** Problem details **
In the data, extract each line that holds the string "happy".

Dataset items
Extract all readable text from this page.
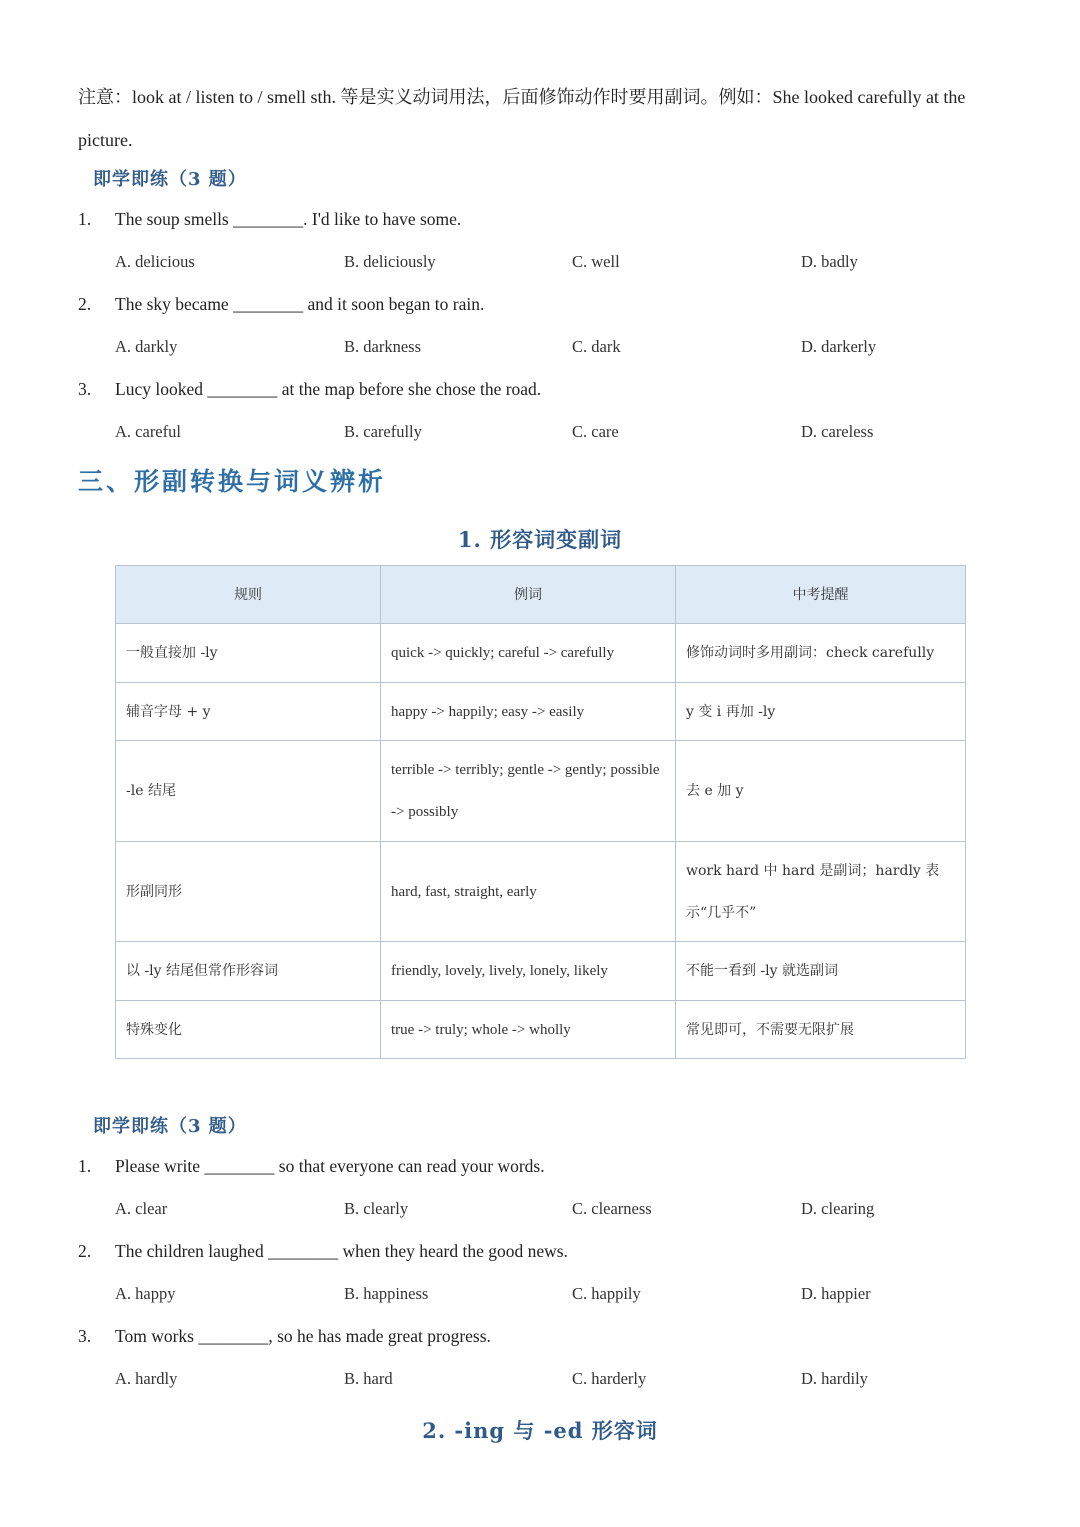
注意：look at / listen to / smell sth. 等是实义动词用法，后面修饰动作时要用副词。例如：She looked carefully at the picture.
即学即练（3 题）
1. The soup smells ________. I'd like to have some.
A. delicious	B. deliciously	C. well	D. badly
2. The sky became ________ and it soon began to rain.
A. darkly	B. darkness	C. dark	D. darkerly
3. Lucy looked ________ at the map before she chose the road.
A. careful	B. carefully	C. care	D. careless
三、形副转换与词义辨析
1. 形容词变副词
规则	例词	中考提醒
一般直接加 -ly	quick -> quickly; careful -> carefully	修饰动词时多用副词：check carefully
辅音字母 + y	happy -> happily; easy -> easily	y 变 i 再加 -ly
-le 结尾	terrible -> terribly; gentle -> gently; possible -> possibly	去 e 加 y
形副同形	hard, fast, straight, early	work hard 中 hard 是副词；hardly 表示“几乎不”
以 -ly 结尾但常作形容词	friendly, lovely, lively, lonely, likely	不能一看到 -ly 就选副词
特殊变化	true -> truly; whole -> wholly	常见即可，不需要无限扩展
即学即练（3 题）
1. Please write ________ so that everyone can read your words.
A. clear	B. clearly	C. clearness	D. clearing
2. The children laughed ________ when they heard the good news.
A. happy	B. happiness	C. happily	D. happier
3. Tom works ________, so he has made great progress.
A. hardly	B. hard	C. harderly	D. hardily
2. -ing 与 -ed 形容词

** Written response **
辅音字母 + y	happy -> happily; easy -> easily	y 变 i 再加 -ly
A. happy	B. happiness	C. happily	D. happier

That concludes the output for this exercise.